◆ What the task asks ◆
Copy all lines of the listing that include the string "document".

++++ Input rows

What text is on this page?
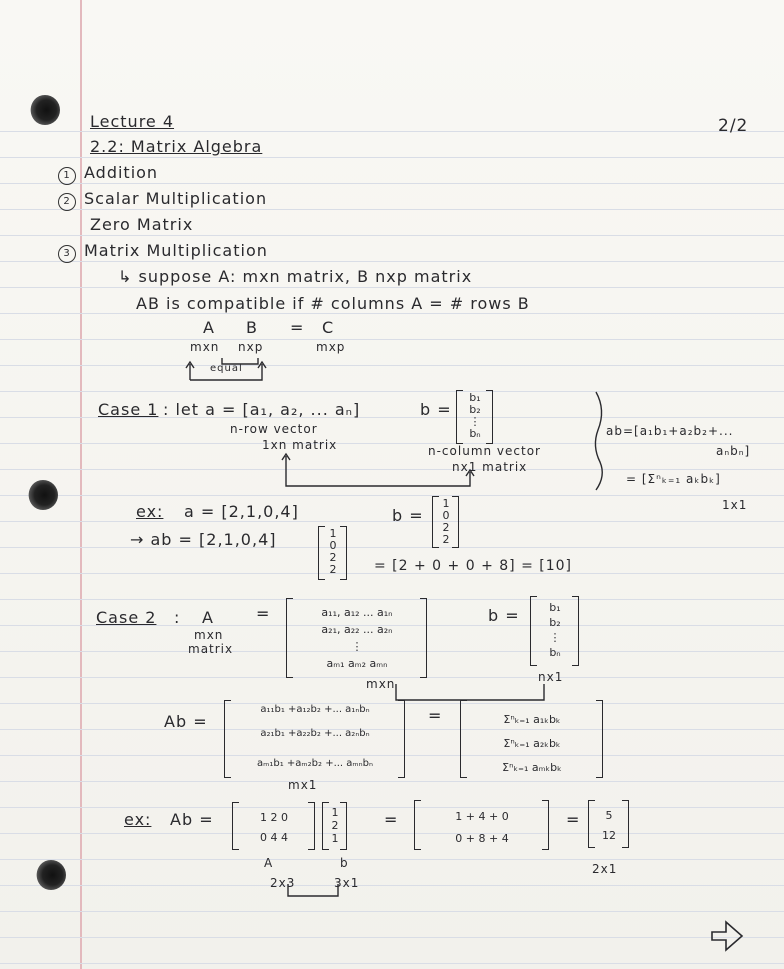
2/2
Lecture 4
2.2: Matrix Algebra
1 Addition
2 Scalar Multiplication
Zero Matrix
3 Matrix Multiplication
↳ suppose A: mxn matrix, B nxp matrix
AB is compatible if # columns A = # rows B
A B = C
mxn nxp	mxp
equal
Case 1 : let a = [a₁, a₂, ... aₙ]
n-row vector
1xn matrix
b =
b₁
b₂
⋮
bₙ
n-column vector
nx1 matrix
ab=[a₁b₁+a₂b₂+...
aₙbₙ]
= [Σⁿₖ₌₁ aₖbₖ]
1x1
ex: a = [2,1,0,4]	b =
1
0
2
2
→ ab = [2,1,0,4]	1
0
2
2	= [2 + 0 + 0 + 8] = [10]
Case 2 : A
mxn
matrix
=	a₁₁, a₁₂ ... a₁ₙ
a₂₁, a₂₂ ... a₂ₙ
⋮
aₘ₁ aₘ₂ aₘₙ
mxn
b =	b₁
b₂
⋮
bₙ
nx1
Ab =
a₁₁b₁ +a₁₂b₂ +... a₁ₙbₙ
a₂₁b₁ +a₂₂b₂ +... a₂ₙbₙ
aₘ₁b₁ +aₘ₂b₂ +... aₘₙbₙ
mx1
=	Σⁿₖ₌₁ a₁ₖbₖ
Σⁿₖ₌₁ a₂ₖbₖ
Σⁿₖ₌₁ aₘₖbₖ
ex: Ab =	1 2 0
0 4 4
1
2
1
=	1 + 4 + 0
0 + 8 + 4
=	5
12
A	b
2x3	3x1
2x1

++++++++
++++ Input rows

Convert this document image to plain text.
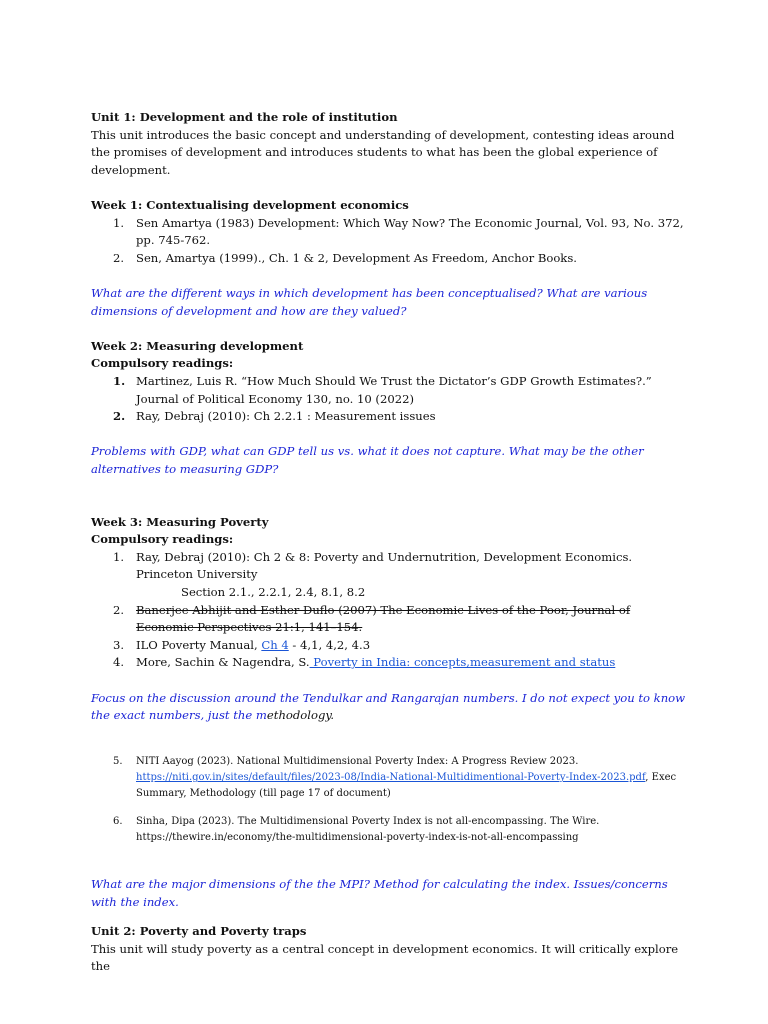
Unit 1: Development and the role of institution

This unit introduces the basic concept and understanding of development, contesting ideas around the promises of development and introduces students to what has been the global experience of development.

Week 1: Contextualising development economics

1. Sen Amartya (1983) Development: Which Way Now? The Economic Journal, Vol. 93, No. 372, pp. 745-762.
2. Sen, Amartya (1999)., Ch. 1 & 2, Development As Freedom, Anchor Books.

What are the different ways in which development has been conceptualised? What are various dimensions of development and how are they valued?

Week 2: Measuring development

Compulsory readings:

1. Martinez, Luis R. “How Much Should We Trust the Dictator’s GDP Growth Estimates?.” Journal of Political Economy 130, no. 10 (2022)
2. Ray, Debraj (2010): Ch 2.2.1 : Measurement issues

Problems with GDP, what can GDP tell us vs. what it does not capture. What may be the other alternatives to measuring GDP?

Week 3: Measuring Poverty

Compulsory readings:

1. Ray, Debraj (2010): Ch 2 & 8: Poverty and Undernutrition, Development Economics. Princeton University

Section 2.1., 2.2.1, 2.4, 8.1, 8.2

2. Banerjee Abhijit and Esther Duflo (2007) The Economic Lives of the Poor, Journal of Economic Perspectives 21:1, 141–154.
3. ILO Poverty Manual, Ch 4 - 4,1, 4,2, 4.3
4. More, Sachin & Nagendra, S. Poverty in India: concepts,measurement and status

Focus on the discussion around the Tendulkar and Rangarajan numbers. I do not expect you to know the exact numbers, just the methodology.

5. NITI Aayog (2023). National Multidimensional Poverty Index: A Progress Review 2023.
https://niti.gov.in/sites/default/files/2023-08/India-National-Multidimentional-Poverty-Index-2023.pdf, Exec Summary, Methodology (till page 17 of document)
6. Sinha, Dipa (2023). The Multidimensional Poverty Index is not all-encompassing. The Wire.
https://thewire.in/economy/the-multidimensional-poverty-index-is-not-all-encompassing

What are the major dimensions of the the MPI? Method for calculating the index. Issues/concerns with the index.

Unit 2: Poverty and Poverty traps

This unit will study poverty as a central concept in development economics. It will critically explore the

++++++++

◆ Result ◆
Convert this document image to plain text.
https://niti.gov.in/sites/default/files/2023-08/India-National-Multidimentional-Poverty-Index-2023.pdf, Exec Summary, Methodology (till page 17 of document)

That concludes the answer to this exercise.